Task requirements: Locate each line below that includes "triangle" and reproduce it.
--- Supplied material ---
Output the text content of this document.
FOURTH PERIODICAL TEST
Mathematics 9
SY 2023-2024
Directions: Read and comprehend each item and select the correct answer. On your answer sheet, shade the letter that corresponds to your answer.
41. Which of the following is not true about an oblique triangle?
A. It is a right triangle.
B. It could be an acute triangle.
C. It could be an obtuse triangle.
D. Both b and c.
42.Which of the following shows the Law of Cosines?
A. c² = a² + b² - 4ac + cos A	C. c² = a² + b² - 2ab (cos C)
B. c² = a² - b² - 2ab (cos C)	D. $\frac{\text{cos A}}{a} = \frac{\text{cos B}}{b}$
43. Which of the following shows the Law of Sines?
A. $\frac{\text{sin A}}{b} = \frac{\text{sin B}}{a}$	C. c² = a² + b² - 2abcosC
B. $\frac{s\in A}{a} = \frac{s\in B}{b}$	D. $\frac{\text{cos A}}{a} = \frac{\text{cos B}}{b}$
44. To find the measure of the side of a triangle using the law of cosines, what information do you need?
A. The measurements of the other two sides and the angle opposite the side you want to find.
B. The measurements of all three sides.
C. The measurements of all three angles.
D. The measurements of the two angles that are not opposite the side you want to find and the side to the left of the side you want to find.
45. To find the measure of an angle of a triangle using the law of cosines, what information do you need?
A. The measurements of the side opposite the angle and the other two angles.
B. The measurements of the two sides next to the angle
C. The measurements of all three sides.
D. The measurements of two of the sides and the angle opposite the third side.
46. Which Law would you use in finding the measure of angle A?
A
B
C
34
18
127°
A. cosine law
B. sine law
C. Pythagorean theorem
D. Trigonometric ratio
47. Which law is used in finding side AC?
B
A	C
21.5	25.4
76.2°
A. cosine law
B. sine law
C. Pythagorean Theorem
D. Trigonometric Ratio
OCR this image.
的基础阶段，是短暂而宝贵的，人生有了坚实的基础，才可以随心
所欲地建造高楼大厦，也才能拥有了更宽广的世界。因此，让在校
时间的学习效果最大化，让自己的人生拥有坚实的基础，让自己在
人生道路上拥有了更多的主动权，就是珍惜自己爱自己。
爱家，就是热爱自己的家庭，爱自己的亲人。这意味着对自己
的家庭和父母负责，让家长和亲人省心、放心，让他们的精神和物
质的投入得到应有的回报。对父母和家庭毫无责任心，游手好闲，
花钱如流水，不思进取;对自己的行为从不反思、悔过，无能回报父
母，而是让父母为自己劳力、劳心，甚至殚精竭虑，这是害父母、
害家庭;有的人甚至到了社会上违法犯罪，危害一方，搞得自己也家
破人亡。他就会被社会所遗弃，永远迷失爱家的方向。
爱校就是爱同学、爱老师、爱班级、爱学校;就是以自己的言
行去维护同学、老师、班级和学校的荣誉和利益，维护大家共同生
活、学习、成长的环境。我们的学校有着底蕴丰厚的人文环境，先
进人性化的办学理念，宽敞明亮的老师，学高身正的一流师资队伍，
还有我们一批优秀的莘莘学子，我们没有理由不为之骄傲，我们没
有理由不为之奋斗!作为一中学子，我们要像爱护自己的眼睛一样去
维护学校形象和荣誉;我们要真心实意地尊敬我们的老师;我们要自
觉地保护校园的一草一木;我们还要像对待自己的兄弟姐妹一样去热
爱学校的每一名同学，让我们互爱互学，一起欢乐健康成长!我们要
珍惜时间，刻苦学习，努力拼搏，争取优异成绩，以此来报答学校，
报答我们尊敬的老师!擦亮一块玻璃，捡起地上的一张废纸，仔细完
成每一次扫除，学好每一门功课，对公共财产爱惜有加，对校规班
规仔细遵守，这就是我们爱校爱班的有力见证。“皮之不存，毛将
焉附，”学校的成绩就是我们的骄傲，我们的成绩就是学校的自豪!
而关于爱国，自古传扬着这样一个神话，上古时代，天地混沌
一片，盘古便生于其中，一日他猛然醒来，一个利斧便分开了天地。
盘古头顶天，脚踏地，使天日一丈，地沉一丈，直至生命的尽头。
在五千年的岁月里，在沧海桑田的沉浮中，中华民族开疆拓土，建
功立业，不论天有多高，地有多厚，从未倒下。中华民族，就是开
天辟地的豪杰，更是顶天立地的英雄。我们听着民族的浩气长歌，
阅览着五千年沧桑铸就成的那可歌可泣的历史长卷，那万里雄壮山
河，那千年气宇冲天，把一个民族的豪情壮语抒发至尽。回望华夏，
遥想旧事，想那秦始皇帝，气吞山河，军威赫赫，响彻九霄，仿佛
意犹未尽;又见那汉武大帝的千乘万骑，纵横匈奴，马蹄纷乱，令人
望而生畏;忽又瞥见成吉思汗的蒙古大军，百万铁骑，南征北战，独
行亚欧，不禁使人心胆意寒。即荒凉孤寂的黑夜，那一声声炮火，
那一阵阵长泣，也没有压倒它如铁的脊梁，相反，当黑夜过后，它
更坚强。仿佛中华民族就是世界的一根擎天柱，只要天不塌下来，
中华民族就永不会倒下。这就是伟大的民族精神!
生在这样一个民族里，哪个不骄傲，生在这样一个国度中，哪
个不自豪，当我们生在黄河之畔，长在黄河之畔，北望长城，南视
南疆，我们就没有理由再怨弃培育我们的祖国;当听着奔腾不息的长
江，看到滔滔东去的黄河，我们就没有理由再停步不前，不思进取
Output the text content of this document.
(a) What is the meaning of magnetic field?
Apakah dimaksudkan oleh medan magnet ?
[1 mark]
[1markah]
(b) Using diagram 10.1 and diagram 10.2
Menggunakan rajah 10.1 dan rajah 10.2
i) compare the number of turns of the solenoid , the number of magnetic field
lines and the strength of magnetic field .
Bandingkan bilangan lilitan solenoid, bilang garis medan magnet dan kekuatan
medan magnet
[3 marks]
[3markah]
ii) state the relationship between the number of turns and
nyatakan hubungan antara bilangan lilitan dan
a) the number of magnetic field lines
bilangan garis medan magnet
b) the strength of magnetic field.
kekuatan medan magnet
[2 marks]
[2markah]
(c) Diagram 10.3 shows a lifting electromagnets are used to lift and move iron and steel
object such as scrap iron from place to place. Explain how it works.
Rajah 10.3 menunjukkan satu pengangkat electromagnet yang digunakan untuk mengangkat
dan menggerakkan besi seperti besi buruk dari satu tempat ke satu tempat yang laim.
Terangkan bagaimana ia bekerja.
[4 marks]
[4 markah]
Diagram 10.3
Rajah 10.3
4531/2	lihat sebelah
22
---
Written response:
41. Which of the following is not true about an oblique triangle?
A. It is a right triangle.
B. It could be an acute triangle.
C. It could be an obtuse triangle.
44. To find the measure of the side of a triangle using the law of cosines, what information do you need?
45. To find the measure of an angle of a triangle using the law of cosines, what information do you need?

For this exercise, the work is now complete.